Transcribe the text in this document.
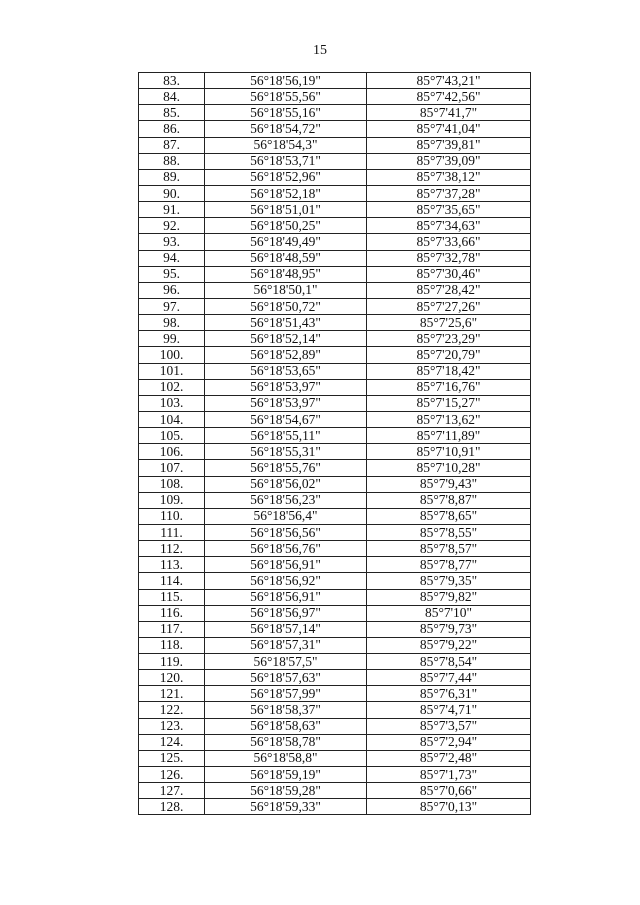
15
83.	56°18'56,19"	85°7'43,21"
84.	56°18'55,56"	85°7'42,56"
85.	56°18'55,16"	85°7'41,7"
86.	56°18'54,72"	85°7'41,04"
87.	56°18'54,3"	85°7'39,81"
88.	56°18'53,71"	85°7'39,09"
89.	56°18'52,96"	85°7'38,12"
90.	56°18'52,18"	85°7'37,28"
91.	56°18'51,01"	85°7'35,65"
92.	56°18'50,25"	85°7'34,63"
93.	56°18'49,49"	85°7'33,66"
94.	56°18'48,59"	85°7'32,78"
95.	56°18'48,95"	85°7'30,46"
96.	56°18'50,1"	85°7'28,42"
97.	56°18'50,72"	85°7'27,26"
98.	56°18'51,43"	85°7'25,6"
99.	56°18'52,14"	85°7'23,29"
100.	56°18'52,89"	85°7'20,79"
101.	56°18'53,65"	85°7'18,42"
102.	56°18'53,97"	85°7'16,76"
103.	56°18'53,97"	85°7'15,27"
104.	56°18'54,67"	85°7'13,62"
105.	56°18'55,11"	85°7'11,89"
106.	56°18'55,31"	85°7'10,91"
107.	56°18'55,76"	85°7'10,28"
108.	56°18'56,02"	85°7'9,43"
109.	56°18'56,23"	85°7'8,87"
110.	56°18'56,4"	85°7'8,65"
111.	56°18'56,56"	85°7'8,55"
112.	56°18'56,76"	85°7'8,57"
113.	56°18'56,91"	85°7'8,77"
114.	56°18'56,92"	85°7'9,35"
115.	56°18'56,91"	85°7'9,82"
116.	56°18'56,97"	85°7'10"
117.	56°18'57,14"	85°7'9,73"
118.	56°18'57,31"	85°7'9,22"
119.	56°18'57,5"	85°7'8,54"
120.	56°18'57,63"	85°7'7,44"
121.	56°18'57,99"	85°7'6,31"
122.	56°18'58,37"	85°7'4,71"
123.	56°18'58,63"	85°7'3,57"
124.	56°18'58,78"	85°7'2,94"
125.	56°18'58,8"	85°7'2,48"
126.	56°18'59,19"	85°7'1,73"
127.	56°18'59,28"	85°7'0,66"
128.	56°18'59,33"	85°7'0,13"
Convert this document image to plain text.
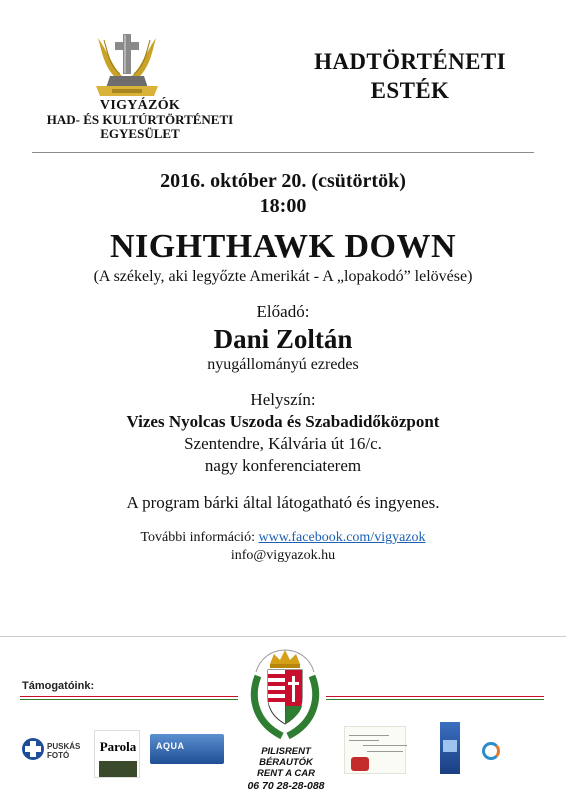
VIGYÁZÓK
HAD- ÉS KULTÚRTÖRTÉNETI
EGYESÜLET
HADTÖRTÉNETI
ESTÉK
2016. október 20. (csütörtök)
18:00
NIGHTHAWK DOWN
(A székely, aki legyőzte Amerikát - A „lopakodó” lelövése)
Előadó:
Dani Zoltán
nyugállományú ezredes
Helyszín:
Vizes Nyolcas Uszoda és Szabadidőközpont
Szentendre, Kálvária út 16/c.
nagy konferenciaterem
A program bárki által látogatható és ingyenes.
További információ: www.facebook.com/vigyazok
info@vigyazok.hu
Támogatóink:
PILISRENT BÉRAUTÓK
RENT A CAR
06 70 28-28-088
PUSKÁS
FOTÓ
Parola	AQUA
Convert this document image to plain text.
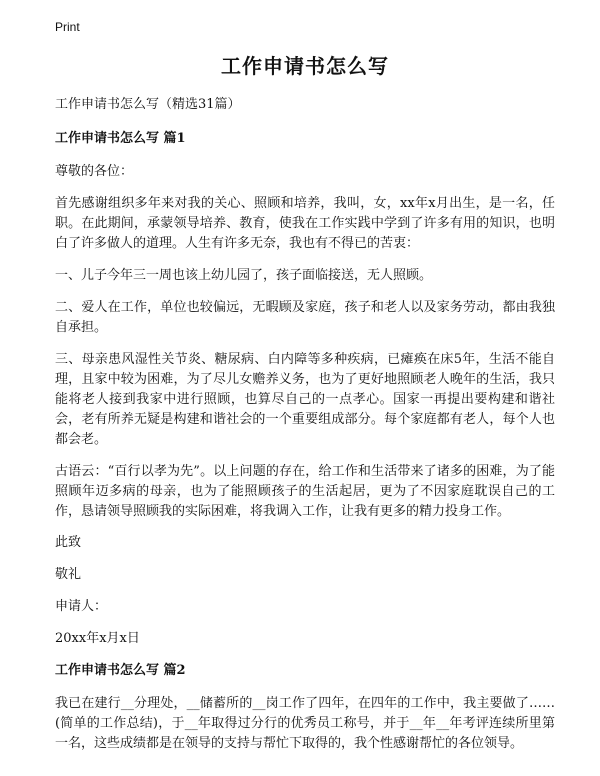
Print
工作申请书怎么写
工作申请书怎么写（精选31篇）
工作申请书怎么写 篇1
尊敬的各位：
首先感谢组织多年来对我的关心、照顾和培养，我叫，女，xx年x月出生，是一名，任职。在此期间，承蒙领导培养、教育，使我在工作实践中学到了许多有用的知识，也明白了许多做人的道理。人生有许多无奈，我也有不得已的苦衷：
一、儿子今年三一周也该上幼儿园了，孩子面临接送，无人照顾。
二、爱人在工作，单位也较偏远，无暇顾及家庭，孩子和老人以及家务劳动，都由我独自承担。
三、母亲患风湿性关节炎、糖尿病、白内障等多种疾病，已瘫痪在床5年，生活不能自理，且家中较为困难，为了尽儿女赡养义务，也为了更好地照顾老人晚年的生活，我只能将老人接到我家中进行照顾，也算尽自己的一点孝心。国家一再提出要构建和谐社会，老有所养无疑是构建和谐社会的一个重要组成部分。每个家庭都有老人，每个人也都会老。
古语云：“百行以孝为先”。以上问题的存在，给工作和生活带来了诸多的困难，为了能照顾年迈多病的母亲，也为了能照顾孩子的生活起居，更为了不因家庭耽误自己的工作，恳请领导照顾我的实际困难，将我调入工作，让我有更多的精力投身工作。
此致
敬礼
申请人：
20xx年x月x日
工作申请书怎么写 篇2
我已在建行__分理处，__储蓄所的__岗工作了四年，在四年的工作中，我主要做了……(简单的工作总结)，于__年取得过分行的优秀员工称号，并于__年__年考评连续所里第一名，这些成绩都是在领导的支持与帮忙下取得的，我个性感谢帮忙的各位领导。
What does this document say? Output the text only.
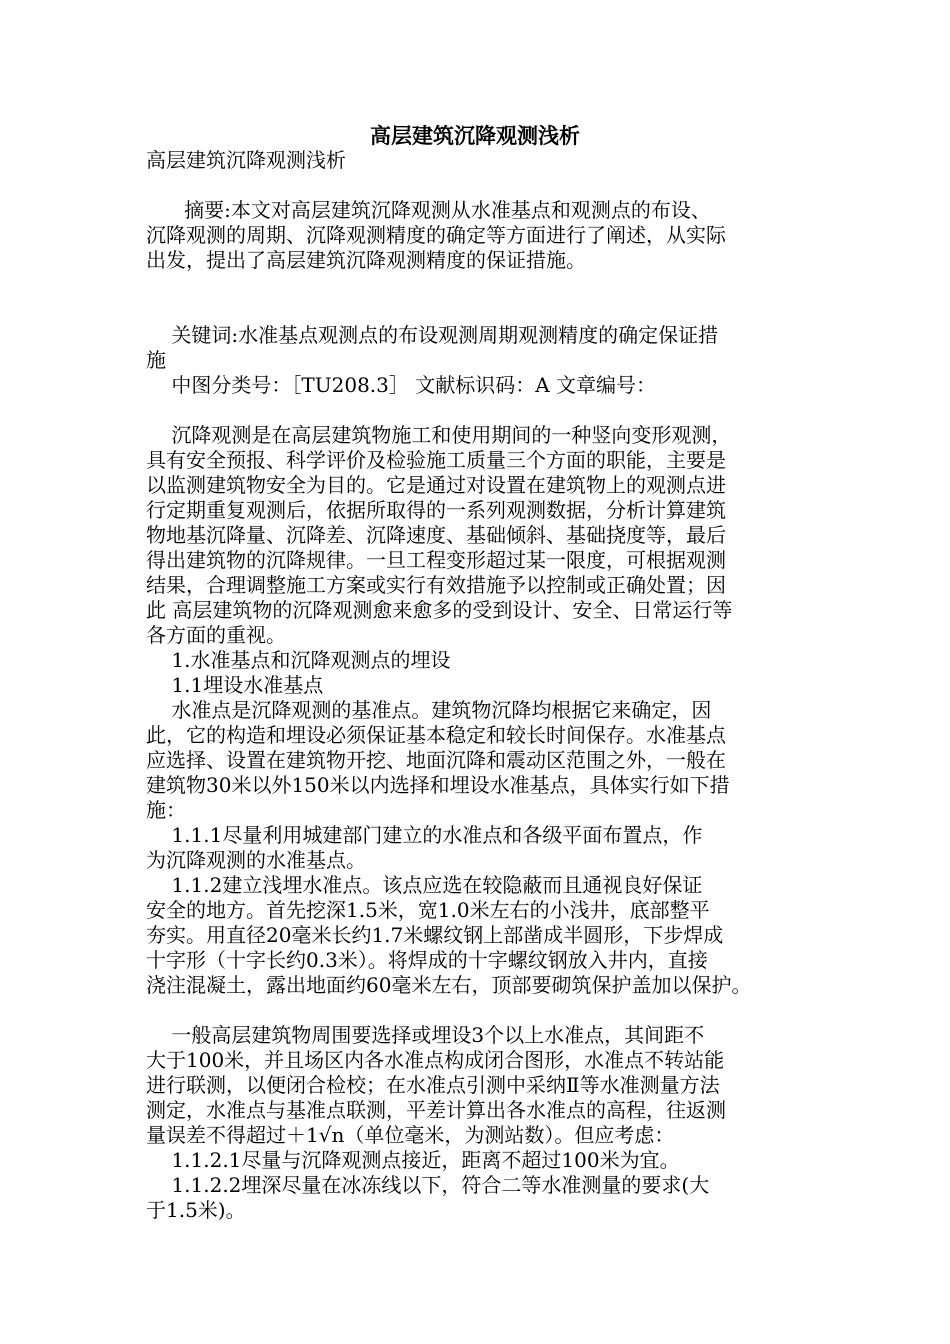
高层建筑沉降观测浅析
高层建筑沉降观测浅析
摘要:本文对高层建筑沉降观测从水准基点和观测点的布设、
沉降观测的周期、沉降观测精度的确定等方面进行了阐述，从实际
出发，提出了高层建筑沉降观测精度的保证措施。
关键词:水准基点观测点的布设观测周期观测精度的确定保证措
施
中图分类号：［TU208.3］ 文献标识码：A 文章编号：
沉降观测是在高层建筑物施工和使用期间的一种竖向变形观测，
具有安全预报、科学评价及检验施工质量三个方面的职能，主要是
以监测建筑物安全为目的。它是通过对设置在建筑物上的观测点进
行定期重复观测后，依据所取得的一系列观测数据，分析计算建筑
物地基沉降量、沉降差、沉降速度、基础倾斜、基础挠度等，最后
得出建筑物的沉降规律。一旦工程变形超过某一限度，可根据观测
结果，合理调整施工方案或实行有效措施予以控制或正确处置；因
此 高层建筑物的沉降观测愈来愈多的受到设计、安全、日常运行等
各方面的重视。
1.水准基点和沉降观测点的埋设
1.1埋设水准基点
水准点是沉降观测的基准点。建筑物沉降均根据它来确定，因
此，它的构造和埋设必须保证基本稳定和较长时间保存。水准基点
应选择、设置在建筑物开挖、地面沉降和震动区范围之外，一般在
建筑物30米以外150米以内选择和埋设水准基点，具体实行如下措
施：
1.1.1尽量利用城建部门建立的水准点和各级平面布置点，作
为沉降观测的水准基点。
1.1.2建立浅埋水准点。该点应选在较隐蔽而且通视良好保证
安全的地方。首先挖深1.5米，宽1.0米左右的小浅井，底部整平
夯实。用直径20毫米长约1.7米螺纹钢上部凿成半圆形，下步焊成
十字形（十字长约0.3米）。将焊成的十字螺纹钢放入井内，直接
浇注混凝土，露出地面约60毫米左右，顶部要砌筑保护盖加以保护。
一般高层建筑物周围要选择或埋设3个以上水准点，其间距不
大于100米，并且场区内各水准点构成闭合图形，水准点不转站能
进行联测，以便闭合检校；在水准点引测中采纳Ⅱ等水准测量方法
测定，水准点与基准点联测，平差计算出各水准点的高程，往返测
量误差不得超过＋1√n（单位毫米，为测站数）。但应考虑：
1.1.2.1尽量与沉降观测点接近，距离不超过100米为宜。
1.1.2.2埋深尽量在冰冻线以下，符合二等水准测量的要求(大
于1.5米)。
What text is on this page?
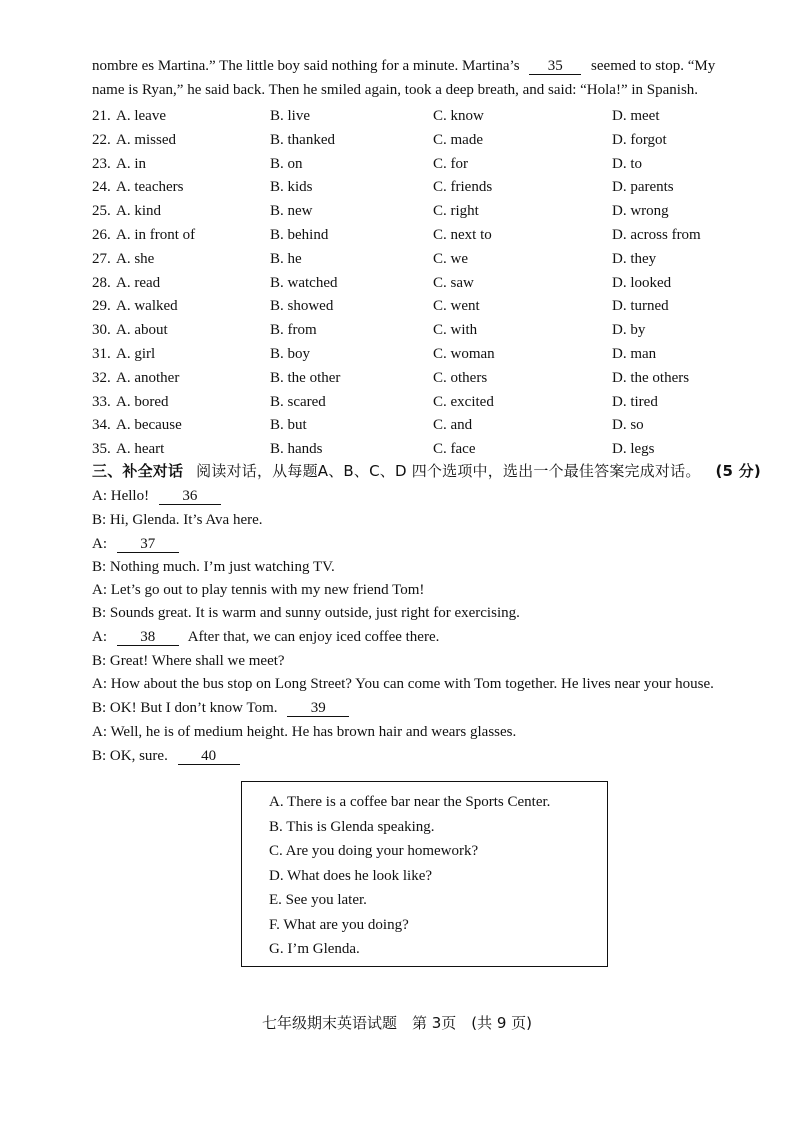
nombre es Martina.” The little boy said nothing for a minute. Martina’s 35 seemed to stop. “My
name is Ryan,” he said back. Then he smiled again, took a deep breath, and said: “Hola!” in Spanish.
21. A. leave	B. live	C. know	D. meet
22. A. missed	B. thanked	C. made	D. forgot
23. A. in	B. on	C. for	D. to
24. A. teachers	B. kids	C. friends	D. parents
25. A. kind	B. new	C. right	D. wrong
26. A. in front of	B. behind	C. next to	D. across from
27. A. she	B. he	C. we	D. they
28. A. read	B. watched	C. saw	D. looked
29. A. walked	B. showed	C. went	D. turned
30. A. about	B. from	C. with	D. by
31. A. girl	B. boy	C. woman	D. man
32. A. another	B. the other	C. others	D. the others
33. A. bored	B. scared	C. excited	D. tired
34. A. because	B. but	C. and	D. so
35. A. heart	B. hands	C. face	D. legs
三、补全对话 阅读对话，从每题A、B、C、D 四个选项中，选出一个最佳答案完成对话。 (5 分)
A: Hello! 36
B: Hi, Glenda. It’s Ava here.
A: 37
B: Nothing much. I’m just watching TV.
A: Let’s go out to play tennis with my new friend Tom!
B: Sounds great. It is warm and sunny outside, just right for exercising.
A: 38 After that, we can enjoy iced coffee there.
B: Great! Where shall we meet?
A: How about the bus stop on Long Street? You can come with Tom together. He lives near your house.
B: OK! But I don’t know Tom. 39
A: Well, he is of medium height. He has brown hair and wears glasses.
B: OK, sure. 40
A. There is a coffee bar near the Sports Center.
B. This is Glenda speaking.
C. Are you doing your homework?
D. What does he look like?
E. See you later.
F. What are you doing?
G. I’m Glenda.
七年级期末英语试题　第 3页　(共 9 页)
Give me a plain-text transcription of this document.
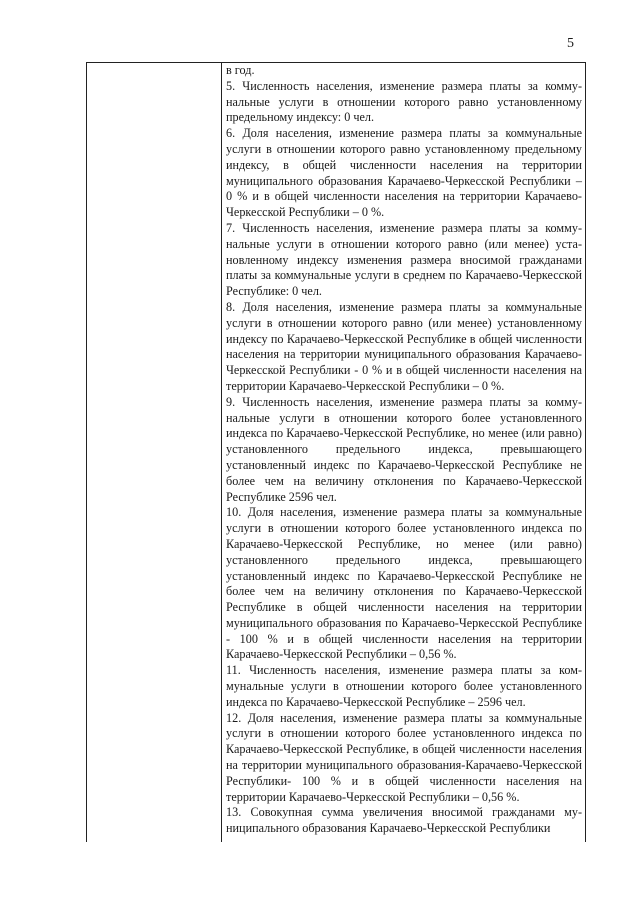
5

в год.

5. Численность населения, изменение размера платы за коммунальные услуги в отношении которого равно установленному предельному индексу: 0 чел.

6. Доля населения, изменение размера платы за коммунальные услуги в отношении которого равно установленному предельному индексу, в общей численности населения на территории муниципального образования Карачаево-Черкесской Республики – 0 % и в общей численности населения на территории Карачаево-Черкесской Республики – 0 %.

7. Численность населения, изменение размера платы за коммунальные услуги в отношении которого равно (или менее) установленному индексу изменения размера вносимой гражданами платы за коммунальные услуги в среднем по Карачаево-Черкесской Республике: 0 чел.

8. Доля населения, изменение размера платы за коммунальные услуги в отношении которого равно (или менее) установленному индексу по Карачаево-Черкесской Республике в общей численности населения на территории муниципального образования Карачаево-Черкесской Республики - 0 % и в общей численности населения на территории Карачаево-Черкесской Республики – 0 %.

9. Численность населения, изменение размера платы за коммунальные услуги в отношении которого более установленного индекса по Карачаево-Черкесской Республике, но менее (или равно) установленного предельного индекса, превышающего установленный индекс по Карачаево-Черкесской Республике не более чем на величину отклонения по Карачаево-Черкесской Республике 2596 чел.

10. Доля населения, изменение размера платы за коммунальные услуги в отношении которого более установленного индекса по Карачаево-Черкесской Республике, но менее (или равно) установленного предельного индекса, превышающего установленный индекс по Карачаево-Черкесской Республике не более чем на величину отклонения по Карачаево-Черкесской Республике в общей численности населения на территории муниципального образования по Карачаево-Черкесской Республике - 100 % и в общей численности населения на территории Карачаево-Черкесской Республики – 0,56 %.

11. Численность населения, изменение размера платы за коммунальные услуги в отношении которого более установленного индекса по Карачаево-Черкесской Республике – 2596 чел.

12. Доля населения, изменение размера платы за коммунальные услуги в отношении которого более установленного индекса по Карачаево-Черкесской Республике, в общей численности населения на территории муниципального образования-Карачаево-Черкесской Республики- 100 % и в общей численности населения на территории Карачаево-Черкесской Республики – 0,56 %.

13. Совокупная сумма увеличения вносимой гражданами муниципального образования Карачаево-Черкесской Республики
◇ ◇ ◇ ◇
_Exercise brief:_ Of all the lines above, how many contain the word "document"? Give the number and nothing else.

_Reply:_ 5